- [Task statement] Where a line of the material contains the string "profile", copy that line.

● ● ● ●

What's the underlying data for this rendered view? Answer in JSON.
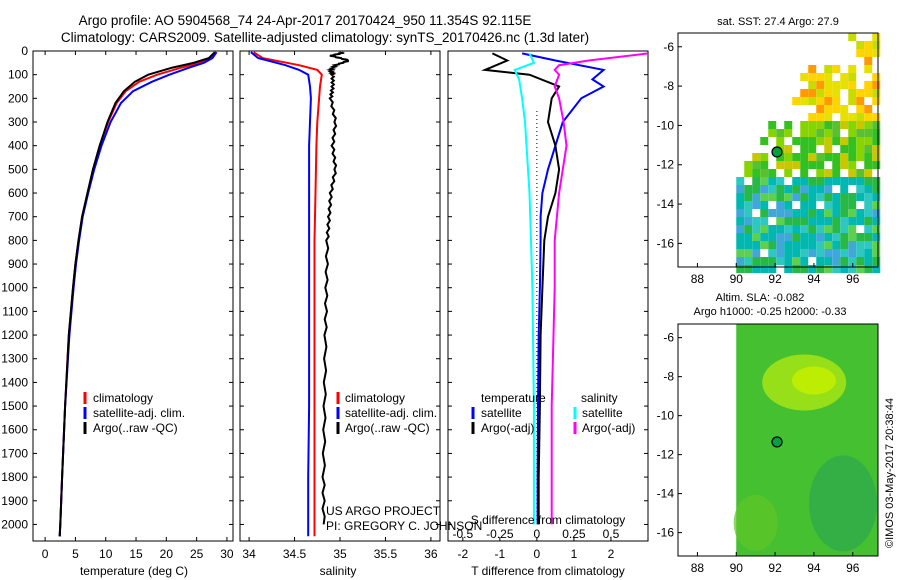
{
  "header": {
    "title_line1": "Argo profile: AO 5904568_74 24-Apr-2017 20170424_950 11.354S 92.115E",
    "title_line2": "Climatology: CARS2009. Satellite-adjusted climatology: synTS_20170426.nc (1.3d later)"
  },
  "colors": {
    "climatology": "#ff0000",
    "satellite": "#0000ff",
    "argo": "#000000",
    "sat_salinity": "#00ffff",
    "argo_salinity": "#ff00ff"
  },
  "depth_ticks": [
    "0",
    "100",
    "200",
    "300",
    "400",
    "500",
    "600",
    "700",
    "800",
    "900",
    "1000",
    "1100",
    "1200",
    "1300",
    "1400",
    "1500",
    "1600",
    "1700",
    "1800",
    "1900",
    "2000"
  ],
  "chart_data": [
    {
      "type": "line",
      "name": "temperature-profile",
      "xlabel": "temperature (deg C)",
      "ylabel": "",
      "xlim": [
        -2,
        31
      ],
      "ylim": [
        2070,
        0
      ],
      "x_ticks": [
        "0",
        "5",
        "10",
        "15",
        "20",
        "25",
        "30"
      ],
      "legend": [
        "climatology",
        "satellite-adj. clim.",
        "Argo(..raw -QC)"
      ],
      "legend_placement": "lower-center",
      "series": [
        {
          "name": "climatology",
          "color": "#ff0000",
          "depth": [
            5,
            30,
            50,
            70,
            100,
            130,
            170,
            220,
            300,
            400,
            500,
            600,
            700,
            800,
            900,
            1000,
            1200,
            1500,
            1800,
            2000,
            2050
          ],
          "values": [
            28.2,
            27.3,
            25.5,
            22.5,
            18.5,
            15.5,
            13.3,
            11.8,
            10.4,
            9.0,
            7.9,
            7.0,
            6.1,
            5.5,
            5.0,
            4.6,
            3.9,
            3.3,
            2.8,
            2.5,
            2.4
          ]
        },
        {
          "name": "satellite-adj. clim.",
          "color": "#0000ff",
          "depth": [
            5,
            30,
            50,
            70,
            100,
            130,
            170,
            220,
            300,
            400,
            500,
            600,
            700,
            800,
            900,
            1000,
            1200,
            1500,
            1800,
            2000,
            2050
          ],
          "values": [
            28.3,
            27.6,
            26.2,
            23.8,
            20.5,
            17.6,
            14.5,
            12.5,
            10.8,
            9.3,
            8.1,
            7.1,
            6.2,
            5.6,
            5.1,
            4.7,
            4.0,
            3.3,
            2.8,
            2.5,
            2.4
          ]
        },
        {
          "name": "Argo(..raw -QC)",
          "color": "#000000",
          "depth": [
            5,
            30,
            50,
            70,
            100,
            130,
            170,
            220,
            300,
            400,
            500,
            600,
            700,
            800,
            900,
            1000,
            1200,
            1500,
            1800,
            2000,
            2050
          ],
          "values": [
            28.0,
            27.0,
            24.5,
            21.0,
            17.0,
            14.8,
            13.0,
            11.6,
            10.3,
            9.0,
            7.9,
            7.0,
            6.1,
            5.5,
            5.0,
            4.6,
            3.9,
            3.3,
            2.8,
            2.5,
            2.4
          ]
        }
      ]
    },
    {
      "type": "line",
      "name": "salinity-profile",
      "xlabel": "salinity",
      "xlim": [
        33.9,
        36.1
      ],
      "ylim": [
        2070,
        0
      ],
      "x_ticks": [
        "34",
        "34.5",
        "35",
        "35.5",
        "36"
      ],
      "legend": [
        "climatology",
        "satellite-adj. clim.",
        "Argo(..raw -QC)"
      ],
      "legend_placement": "lower-center",
      "annotations": [
        "US ARGO PROJECT",
        "PI: GREGORY C. JOHNSON"
      ],
      "series": [
        {
          "name": "climatology",
          "color": "#ff0000",
          "depth": [
            5,
            30,
            60,
            80,
            100,
            150,
            200,
            300,
            400,
            600,
            800,
            1000,
            1200,
            1500,
            1800,
            2000,
            2050
          ],
          "values": [
            34.05,
            34.15,
            34.55,
            34.75,
            34.8,
            34.78,
            34.77,
            34.75,
            34.74,
            34.73,
            34.72,
            34.72,
            34.72,
            34.72,
            34.72,
            34.72,
            34.72
          ]
        },
        {
          "name": "satellite-adj. clim.",
          "color": "#0000ff",
          "depth": [
            5,
            30,
            60,
            80,
            100,
            150,
            200,
            300,
            400,
            600,
            800,
            1000,
            1200,
            1500,
            1800,
            2000,
            2050
          ],
          "values": [
            34.02,
            34.1,
            34.4,
            34.55,
            34.65,
            34.67,
            34.68,
            34.67,
            34.66,
            34.66,
            34.66,
            34.66,
            34.66,
            34.66,
            34.65,
            34.65,
            34.65
          ]
        },
        {
          "name": "Argo(..raw -QC)",
          "color": "#000000",
          "depth": [
            5,
            20,
            40,
            60,
            80,
            100,
            150,
            200,
            300,
            400,
            500,
            600,
            700,
            800,
            1000,
            1200,
            1500,
            1800,
            2000
          ],
          "values": [
            35.05,
            34.9,
            35.1,
            34.95,
            34.9,
            34.92,
            34.92,
            34.9,
            34.95,
            34.92,
            34.95,
            34.9,
            34.88,
            34.86,
            34.85,
            34.84,
            34.83,
            34.82,
            34.82
          ]
        }
      ]
    },
    {
      "type": "line",
      "name": "difference-profile",
      "xlabel": "T difference from climatology",
      "xlabel_top": "S difference from climatology",
      "xlim_T": [
        -2.4,
        3.0
      ],
      "xlim_S": [
        -0.6,
        0.75
      ],
      "ylim": [
        2070,
        0
      ],
      "x_ticks_T": [
        "-2",
        "-1",
        "0",
        "1",
        "2"
      ],
      "x_ticks_S": [
        "-0.5",
        "-0.25",
        "0",
        "0.25",
        "0.5"
      ],
      "legend_temperature_title": "temperature",
      "legend_salinity_title": "salinity",
      "legend": [
        "satellite",
        "Argo(-adj)",
        "satellite",
        "Argo(-adj)"
      ],
      "series": [
        {
          "name": "temperature satellite",
          "color": "#0000ff",
          "depth": [
            10,
            40,
            80,
            120,
            150,
            200,
            300,
            400,
            500,
            600,
            700,
            800,
            1000,
            1200,
            1500,
            1800,
            2000
          ],
          "values": [
            -0.4,
            0.5,
            1.8,
            1.5,
            1.8,
            1.2,
            0.7,
            0.5,
            0.3,
            0.15,
            0.1,
            0.1,
            0.08,
            0.05,
            0.03,
            0.02,
            0.02
          ]
        },
        {
          "name": "temperature Argo(-adj)",
          "color": "#000000",
          "depth": [
            10,
            40,
            80,
            100,
            150,
            200,
            300,
            400,
            500,
            600,
            700,
            800,
            1000,
            1200,
            1500,
            1800,
            2000
          ],
          "values": [
            -1.2,
            -0.8,
            -1.4,
            -0.2,
            0.6,
            0.4,
            0.3,
            0.5,
            0.6,
            0.5,
            0.3,
            0.2,
            0.15,
            0.1,
            0.08,
            0.05,
            0.05
          ]
        },
        {
          "name": "salinity satellite",
          "color": "#00ffff",
          "depth": [
            10,
            50,
            80,
            120,
            200,
            300,
            400,
            600,
            800,
            1000,
            1500,
            2000
          ],
          "values": [
            -0.05,
            -0.02,
            -0.15,
            -0.12,
            -0.1,
            -0.08,
            -0.07,
            -0.05,
            -0.04,
            -0.03,
            -0.02,
            -0.02
          ]
        },
        {
          "name": "salinity Argo(-adj)",
          "color": "#ff00ff",
          "depth": [
            10,
            40,
            60,
            80,
            100,
            150,
            200,
            300,
            400,
            600,
            800,
            1000,
            1500,
            2000
          ],
          "values": [
            0.75,
            0.35,
            0.15,
            0.12,
            0.15,
            0.12,
            0.15,
            0.18,
            0.2,
            0.15,
            0.12,
            0.12,
            0.1,
            0.1
          ]
        }
      ]
    },
    {
      "type": "heatmap",
      "name": "sst-map",
      "title": "sat. SST: 27.4  Argo: 27.9",
      "x_ticks": [
        "88",
        "90",
        "92",
        "94",
        "96"
      ],
      "y_ticks": [
        "-6",
        "-8",
        "-10",
        "-12",
        "-14",
        "-16"
      ],
      "xlim": [
        87,
        97.3
      ],
      "ylim": [
        -17.2,
        -5.3
      ],
      "marker": {
        "lon": 92.1,
        "lat": -11.35
      }
    },
    {
      "type": "heatmap",
      "name": "sla-map",
      "title_line1": "Altim. SLA: -0.082",
      "title_line2": "Argo h1000: -0.25 h2000: -0.33",
      "x_ticks": [
        "88",
        "90",
        "92",
        "94",
        "96"
      ],
      "y_ticks": [
        "-6",
        "-8",
        "-10",
        "-12",
        "-14",
        "-16"
      ],
      "xlim": [
        87,
        97.3
      ],
      "ylim": [
        -17.2,
        -5.3
      ],
      "marker": {
        "lon": 92.1,
        "lat": -11.35
      }
    }
  ],
  "footer": {
    "vertical_stamp": "©IMOS 03-May-2017 20:38:44"
  }
}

● ● ● ●

- [Written response]
    "title_line1": "Argo profile: AO 5904568_74 24-Apr-2017 20170424_950 11.354S 92.115E",
      "name": "temperature-profile",
      "name": "salinity-profile",
      "name": "difference-profile",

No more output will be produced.